Figure collection entries:
◆ ◆ ◆ ◆

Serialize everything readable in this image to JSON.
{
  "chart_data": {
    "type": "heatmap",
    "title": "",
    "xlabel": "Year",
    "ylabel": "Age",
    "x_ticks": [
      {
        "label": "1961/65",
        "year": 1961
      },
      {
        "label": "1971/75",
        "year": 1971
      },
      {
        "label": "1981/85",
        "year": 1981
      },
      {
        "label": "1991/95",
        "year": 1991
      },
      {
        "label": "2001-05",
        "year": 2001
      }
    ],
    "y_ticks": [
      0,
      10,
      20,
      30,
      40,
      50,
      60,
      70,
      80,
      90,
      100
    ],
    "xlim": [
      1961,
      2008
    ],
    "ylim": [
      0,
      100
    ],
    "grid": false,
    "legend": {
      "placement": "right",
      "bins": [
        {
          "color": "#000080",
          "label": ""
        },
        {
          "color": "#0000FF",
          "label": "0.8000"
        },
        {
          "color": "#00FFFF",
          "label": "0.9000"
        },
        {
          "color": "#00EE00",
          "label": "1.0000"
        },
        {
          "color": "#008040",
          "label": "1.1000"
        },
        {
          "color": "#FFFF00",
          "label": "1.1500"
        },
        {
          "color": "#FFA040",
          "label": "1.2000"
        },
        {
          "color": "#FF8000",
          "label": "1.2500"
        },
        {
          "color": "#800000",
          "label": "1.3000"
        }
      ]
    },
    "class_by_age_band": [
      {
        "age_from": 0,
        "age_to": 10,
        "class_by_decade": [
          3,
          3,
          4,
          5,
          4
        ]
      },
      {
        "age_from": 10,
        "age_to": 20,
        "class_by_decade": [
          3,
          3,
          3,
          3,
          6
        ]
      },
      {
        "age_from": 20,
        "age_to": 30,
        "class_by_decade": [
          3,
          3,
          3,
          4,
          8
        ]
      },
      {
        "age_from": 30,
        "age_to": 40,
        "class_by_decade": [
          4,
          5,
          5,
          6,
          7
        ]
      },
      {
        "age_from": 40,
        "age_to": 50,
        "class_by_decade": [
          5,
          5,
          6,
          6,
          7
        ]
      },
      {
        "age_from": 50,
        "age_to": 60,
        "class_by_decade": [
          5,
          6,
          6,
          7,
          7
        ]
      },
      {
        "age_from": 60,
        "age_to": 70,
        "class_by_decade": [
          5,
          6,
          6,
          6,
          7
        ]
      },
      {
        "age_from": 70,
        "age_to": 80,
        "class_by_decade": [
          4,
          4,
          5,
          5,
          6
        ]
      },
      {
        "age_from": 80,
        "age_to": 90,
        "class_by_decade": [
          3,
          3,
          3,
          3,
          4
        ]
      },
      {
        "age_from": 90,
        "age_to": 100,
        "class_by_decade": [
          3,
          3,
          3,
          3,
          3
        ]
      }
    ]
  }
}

◆ ◆ ◆ ◆

• _YOUR INSTRUCTIONS_: Output all records verbatim.

• _RESPONSE BELOW_:
Serialize everything readable in this image to JSON.
{
  "chart_data": {
    "type": "heatmap",
    "title": "",
    "xlabel": "Year",
    "ylabel": "Age",
    "x_ticks": [
      {
        "label": "1961/65",
        "year": 1961
      },
      {
        "label": "1971/75",
        "year": 1971
      },
      {
        "label": "1981/85",
        "year": 1981
      },
      {
        "label": "1991/95",
        "year": 1991
      },
      {
        "label": "2001-05",
        "year": 2001
      }
    ],
    "y_ticks": [
      0,
      10,
      20,
      30,
      40,
      50,
      60,
      70,
      80,
      90,
      100
    ],
    "xlim": [
      1961,
      2008
    ],
    "ylim": [
      0,
      100
    ],
    "grid": false,
    "legend": {
      "placement": "right",
      "bins": [
        {
          "color": "#000080",
          "label": ""
        },
        {
          "color": "#0000FF",
          "label": "0.8000"
        },
        {
          "color": "#00FFFF",
          "label": "0.9000"
        },
        {
          "color": "#00EE00",
          "label": "1.0000"
        },
        {
          "color": "#008040",
          "label": "1.1000"
        },
        {
          "color": "#FFFF00",
          "label": "1.1500"
        },
        {
          "color": "#FFA040",
          "label": "1.2000"
        },
        {
          "color": "#FF8000",
          "label": "1.2500"
        },
        {
          "color": "#800000",
          "label": "1.3000"
        }
      ]
    },
    "class_by_age_band": [
      {
        "age_from": 0,
        "age_to": 10,
        "class_by_decade": [
          3,
          3,
          4,
          5,
          4
        ]
      },
      {
        "age_from": 10,
        "age_to": 20,
        "class_by_decade": [
          3,
          3,
          3,
          3,
          6
        ]
      },
      {
        "age_from": 20,
        "age_to": 30,
        "class_by_decade": [
          3,
          3,
          3,
          4,
          8
        ]
      },
      {
        "age_from": 30,
        "age_to": 40,
        "class_by_decade": [
          4,
          5,
          5,
          6,
          7
        ]
      },
      {
        "age_from": 40,
        "age_to": 50,
        "class_by_decade": [
          5,
          5,
          6,
          6,
          7
        ]
      },
      {
        "age_from": 50,
        "age_to": 60,
        "class_by_decade": [
          5,
          6,
          6,
          7,
          7
        ]
      },
      {
        "age_from": 60,
        "age_to": 70,
        "class_by_decade": [
          5,
          6,
          6,
          6,
          7
        ]
      },
      {
        "age_from": 70,
        "age_to": 80,
        "class_by_decade": [
          4,
          4,
          5,
          5,
          6
        ]
      },
      {
        "age_from": 80,
        "age_to": 90,
        "class_by_decade": [
          3,
          3,
          3,
          3,
          4
        ]
      },
      {
        "age_from": 90,
        "age_to": 100,
        "class_by_decade": [
          3,
          3,
          3,
          3,
          3
        ]
      }
    ]
  }
}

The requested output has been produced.